>> START DATA SUPPLIED

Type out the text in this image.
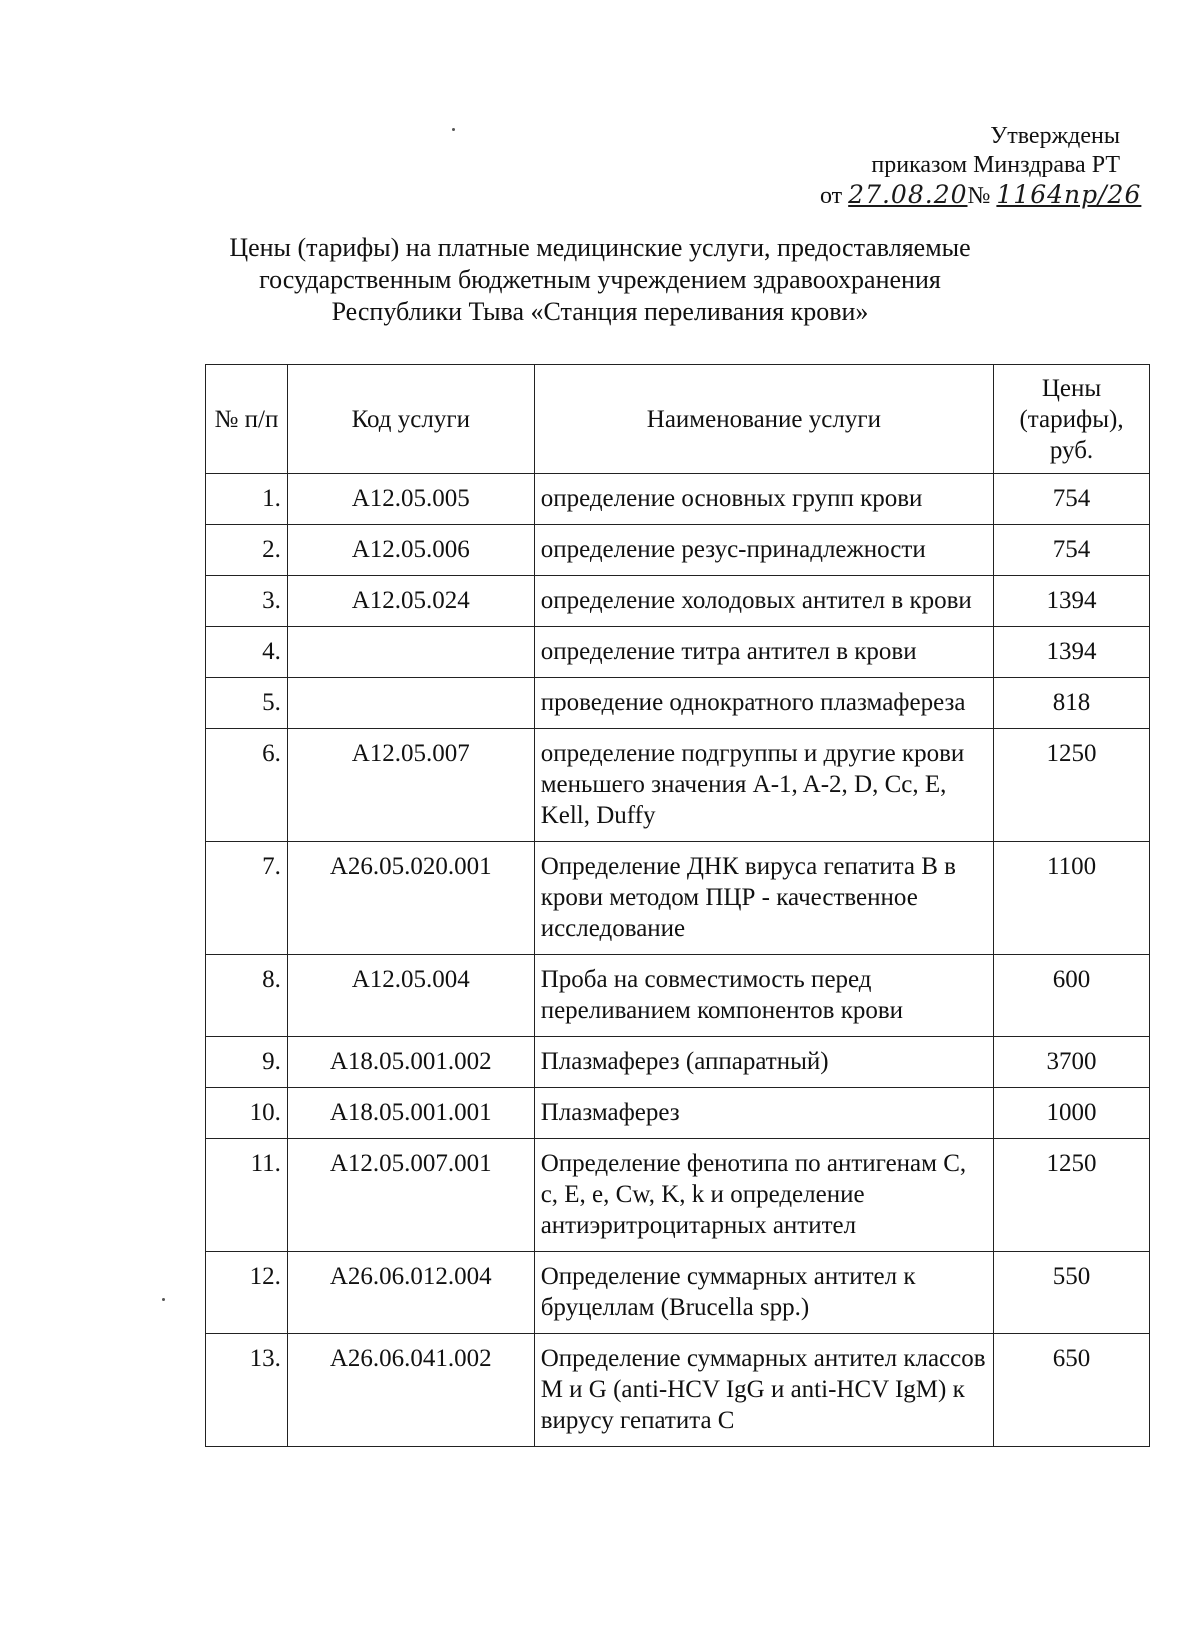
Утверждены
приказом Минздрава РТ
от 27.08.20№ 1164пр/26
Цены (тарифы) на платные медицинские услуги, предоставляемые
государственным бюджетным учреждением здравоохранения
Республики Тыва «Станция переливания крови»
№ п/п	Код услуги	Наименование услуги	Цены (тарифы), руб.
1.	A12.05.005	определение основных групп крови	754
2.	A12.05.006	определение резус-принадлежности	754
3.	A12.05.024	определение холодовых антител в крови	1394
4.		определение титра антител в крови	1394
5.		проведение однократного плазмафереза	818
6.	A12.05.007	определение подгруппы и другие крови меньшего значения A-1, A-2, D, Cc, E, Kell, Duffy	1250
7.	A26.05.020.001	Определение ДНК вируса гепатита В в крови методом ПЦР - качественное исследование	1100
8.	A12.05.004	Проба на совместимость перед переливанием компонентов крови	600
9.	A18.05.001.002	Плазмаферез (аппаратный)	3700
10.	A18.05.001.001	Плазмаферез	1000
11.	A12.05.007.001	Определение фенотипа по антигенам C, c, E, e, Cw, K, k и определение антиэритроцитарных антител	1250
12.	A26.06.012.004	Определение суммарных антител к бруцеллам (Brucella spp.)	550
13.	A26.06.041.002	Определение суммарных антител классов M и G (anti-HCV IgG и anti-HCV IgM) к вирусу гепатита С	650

>> END DATA SUPPLIED

EXERCISE BRIEF: Check every line in the material above for the string "Цены", then give only the number of lines that have it.

ANSWER TO THE EXERCISE: 2